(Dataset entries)
■ ■ ■ ■

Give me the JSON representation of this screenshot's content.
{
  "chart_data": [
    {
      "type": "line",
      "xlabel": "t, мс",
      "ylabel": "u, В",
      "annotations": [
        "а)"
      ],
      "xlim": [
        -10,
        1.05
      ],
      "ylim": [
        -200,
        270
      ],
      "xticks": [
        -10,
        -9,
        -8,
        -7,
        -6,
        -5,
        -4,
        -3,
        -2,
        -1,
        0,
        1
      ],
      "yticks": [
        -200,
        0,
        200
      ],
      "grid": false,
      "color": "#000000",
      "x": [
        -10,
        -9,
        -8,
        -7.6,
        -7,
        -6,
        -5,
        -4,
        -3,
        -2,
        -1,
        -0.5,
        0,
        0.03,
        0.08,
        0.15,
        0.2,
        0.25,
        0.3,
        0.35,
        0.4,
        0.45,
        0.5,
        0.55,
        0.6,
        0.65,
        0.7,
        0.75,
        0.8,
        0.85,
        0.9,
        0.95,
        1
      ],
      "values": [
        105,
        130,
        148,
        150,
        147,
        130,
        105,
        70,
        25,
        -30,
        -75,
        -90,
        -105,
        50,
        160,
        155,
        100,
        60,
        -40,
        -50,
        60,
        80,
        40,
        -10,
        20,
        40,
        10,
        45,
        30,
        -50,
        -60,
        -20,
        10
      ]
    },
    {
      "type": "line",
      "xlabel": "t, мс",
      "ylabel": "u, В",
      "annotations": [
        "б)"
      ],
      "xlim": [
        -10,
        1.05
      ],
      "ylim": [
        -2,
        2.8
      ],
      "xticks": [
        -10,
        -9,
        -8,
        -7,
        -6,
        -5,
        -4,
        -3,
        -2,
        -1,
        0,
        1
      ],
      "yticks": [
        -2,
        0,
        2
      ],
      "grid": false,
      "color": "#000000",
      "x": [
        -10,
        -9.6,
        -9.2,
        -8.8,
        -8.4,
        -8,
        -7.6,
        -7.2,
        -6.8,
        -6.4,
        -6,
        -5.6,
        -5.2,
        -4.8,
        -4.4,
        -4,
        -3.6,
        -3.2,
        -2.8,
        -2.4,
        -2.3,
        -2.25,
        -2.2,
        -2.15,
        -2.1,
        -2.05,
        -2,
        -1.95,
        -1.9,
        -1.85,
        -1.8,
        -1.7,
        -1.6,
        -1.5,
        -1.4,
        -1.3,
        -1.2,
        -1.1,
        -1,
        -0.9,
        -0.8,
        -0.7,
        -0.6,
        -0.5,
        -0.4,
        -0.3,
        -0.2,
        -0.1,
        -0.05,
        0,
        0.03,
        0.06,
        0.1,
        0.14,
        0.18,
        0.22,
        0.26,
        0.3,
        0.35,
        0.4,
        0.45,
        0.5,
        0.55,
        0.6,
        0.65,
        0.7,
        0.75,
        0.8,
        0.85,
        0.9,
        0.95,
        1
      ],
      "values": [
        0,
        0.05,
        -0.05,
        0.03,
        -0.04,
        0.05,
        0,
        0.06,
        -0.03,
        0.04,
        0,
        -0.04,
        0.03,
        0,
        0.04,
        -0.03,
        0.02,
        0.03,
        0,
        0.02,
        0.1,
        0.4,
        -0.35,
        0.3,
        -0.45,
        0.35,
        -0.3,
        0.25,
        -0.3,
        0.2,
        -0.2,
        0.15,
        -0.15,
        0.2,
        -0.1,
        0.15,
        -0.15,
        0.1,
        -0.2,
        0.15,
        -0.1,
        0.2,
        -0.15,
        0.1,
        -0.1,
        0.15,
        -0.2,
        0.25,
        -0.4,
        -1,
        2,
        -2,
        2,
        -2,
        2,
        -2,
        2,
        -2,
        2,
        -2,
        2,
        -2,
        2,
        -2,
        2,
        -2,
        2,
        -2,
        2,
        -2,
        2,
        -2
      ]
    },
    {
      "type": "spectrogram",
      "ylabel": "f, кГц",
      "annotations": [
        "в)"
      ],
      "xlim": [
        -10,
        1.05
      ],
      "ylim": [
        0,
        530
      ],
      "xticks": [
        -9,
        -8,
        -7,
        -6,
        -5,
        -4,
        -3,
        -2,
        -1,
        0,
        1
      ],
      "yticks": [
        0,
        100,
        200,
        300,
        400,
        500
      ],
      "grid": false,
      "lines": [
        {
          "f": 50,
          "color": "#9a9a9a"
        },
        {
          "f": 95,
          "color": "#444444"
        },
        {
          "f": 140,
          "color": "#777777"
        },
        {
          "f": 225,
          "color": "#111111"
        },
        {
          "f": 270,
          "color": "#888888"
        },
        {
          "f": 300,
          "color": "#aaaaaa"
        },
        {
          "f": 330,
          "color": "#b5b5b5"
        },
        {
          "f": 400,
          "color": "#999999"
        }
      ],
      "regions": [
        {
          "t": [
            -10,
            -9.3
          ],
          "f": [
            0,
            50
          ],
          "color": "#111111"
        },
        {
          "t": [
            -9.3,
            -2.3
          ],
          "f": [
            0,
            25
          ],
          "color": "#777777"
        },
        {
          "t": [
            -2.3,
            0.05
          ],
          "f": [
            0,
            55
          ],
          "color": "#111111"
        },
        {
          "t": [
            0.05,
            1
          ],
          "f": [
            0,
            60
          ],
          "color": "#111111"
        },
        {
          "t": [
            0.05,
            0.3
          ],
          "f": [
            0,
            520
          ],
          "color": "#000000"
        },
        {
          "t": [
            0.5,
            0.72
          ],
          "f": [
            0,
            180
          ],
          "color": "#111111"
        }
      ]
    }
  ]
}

■ ■ ■ ■

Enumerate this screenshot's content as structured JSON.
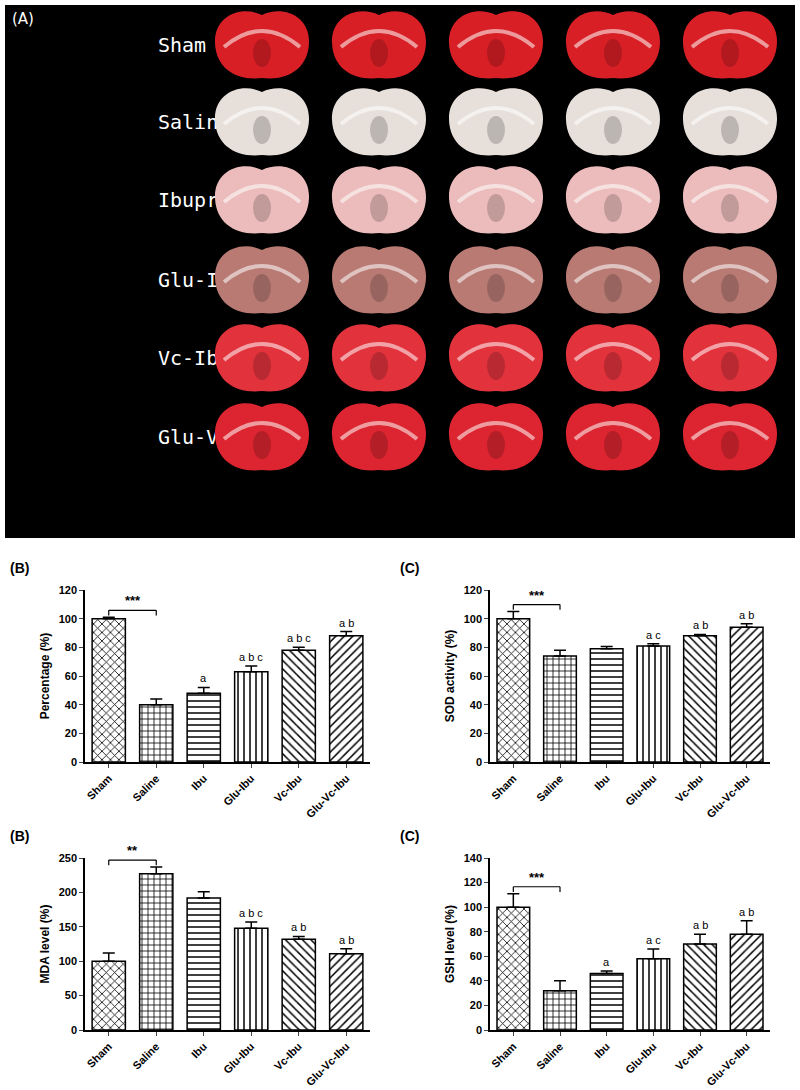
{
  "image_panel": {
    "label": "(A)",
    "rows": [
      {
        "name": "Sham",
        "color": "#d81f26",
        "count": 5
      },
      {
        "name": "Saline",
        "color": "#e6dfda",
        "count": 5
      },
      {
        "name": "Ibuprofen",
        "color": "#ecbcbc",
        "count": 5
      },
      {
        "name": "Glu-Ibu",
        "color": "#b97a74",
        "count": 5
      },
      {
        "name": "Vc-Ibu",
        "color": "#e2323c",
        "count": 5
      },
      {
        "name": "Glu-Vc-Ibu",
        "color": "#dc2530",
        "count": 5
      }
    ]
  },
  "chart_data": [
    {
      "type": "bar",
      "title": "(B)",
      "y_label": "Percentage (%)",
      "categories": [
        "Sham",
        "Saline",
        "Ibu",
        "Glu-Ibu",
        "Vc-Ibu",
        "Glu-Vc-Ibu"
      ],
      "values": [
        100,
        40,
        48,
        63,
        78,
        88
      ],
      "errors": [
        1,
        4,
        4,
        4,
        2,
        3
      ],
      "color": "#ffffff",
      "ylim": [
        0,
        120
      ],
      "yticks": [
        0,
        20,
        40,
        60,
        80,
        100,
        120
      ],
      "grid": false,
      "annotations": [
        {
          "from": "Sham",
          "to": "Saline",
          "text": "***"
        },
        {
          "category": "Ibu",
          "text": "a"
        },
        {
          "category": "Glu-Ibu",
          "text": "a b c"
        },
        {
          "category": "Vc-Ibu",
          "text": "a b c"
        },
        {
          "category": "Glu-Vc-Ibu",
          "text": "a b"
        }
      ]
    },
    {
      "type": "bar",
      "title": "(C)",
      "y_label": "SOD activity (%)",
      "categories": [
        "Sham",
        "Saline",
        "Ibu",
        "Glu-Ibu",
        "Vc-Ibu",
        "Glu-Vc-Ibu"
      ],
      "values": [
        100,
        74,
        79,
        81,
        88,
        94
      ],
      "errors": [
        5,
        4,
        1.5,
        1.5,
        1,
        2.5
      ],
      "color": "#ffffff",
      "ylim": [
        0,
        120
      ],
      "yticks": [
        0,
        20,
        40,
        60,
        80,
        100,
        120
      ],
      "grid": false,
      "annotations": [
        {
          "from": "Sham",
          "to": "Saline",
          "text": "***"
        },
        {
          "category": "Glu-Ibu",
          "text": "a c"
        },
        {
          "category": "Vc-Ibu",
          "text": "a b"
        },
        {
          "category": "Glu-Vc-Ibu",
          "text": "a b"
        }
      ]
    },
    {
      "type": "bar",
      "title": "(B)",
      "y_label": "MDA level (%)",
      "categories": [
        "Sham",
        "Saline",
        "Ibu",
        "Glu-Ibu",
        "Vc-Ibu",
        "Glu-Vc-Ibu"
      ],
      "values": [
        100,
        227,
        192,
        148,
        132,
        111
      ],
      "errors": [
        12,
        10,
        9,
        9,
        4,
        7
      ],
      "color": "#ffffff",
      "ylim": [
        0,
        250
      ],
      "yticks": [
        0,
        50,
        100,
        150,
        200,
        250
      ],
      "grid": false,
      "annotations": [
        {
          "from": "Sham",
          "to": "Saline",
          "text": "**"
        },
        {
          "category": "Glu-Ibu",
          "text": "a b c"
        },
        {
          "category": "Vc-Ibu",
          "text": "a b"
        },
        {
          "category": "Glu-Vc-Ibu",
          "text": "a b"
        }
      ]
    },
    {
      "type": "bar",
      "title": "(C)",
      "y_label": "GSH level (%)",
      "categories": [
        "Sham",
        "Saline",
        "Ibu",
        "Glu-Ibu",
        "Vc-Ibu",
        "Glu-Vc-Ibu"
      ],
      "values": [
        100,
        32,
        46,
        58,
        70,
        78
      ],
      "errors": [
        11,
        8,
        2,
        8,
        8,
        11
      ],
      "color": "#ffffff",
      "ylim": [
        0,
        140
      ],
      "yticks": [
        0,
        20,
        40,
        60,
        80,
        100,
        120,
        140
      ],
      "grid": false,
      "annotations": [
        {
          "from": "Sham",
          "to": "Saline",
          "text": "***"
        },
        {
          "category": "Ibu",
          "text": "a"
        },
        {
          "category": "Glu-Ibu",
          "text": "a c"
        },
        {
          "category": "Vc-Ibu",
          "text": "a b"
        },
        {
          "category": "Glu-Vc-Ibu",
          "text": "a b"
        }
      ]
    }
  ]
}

■ ■ ■ ■

_WHAT NEEDS TO BE DONE:_
Work through the data and report how many of its lines hold the word "content", giving only the figure.

_THE COMPLETED TASK:_
2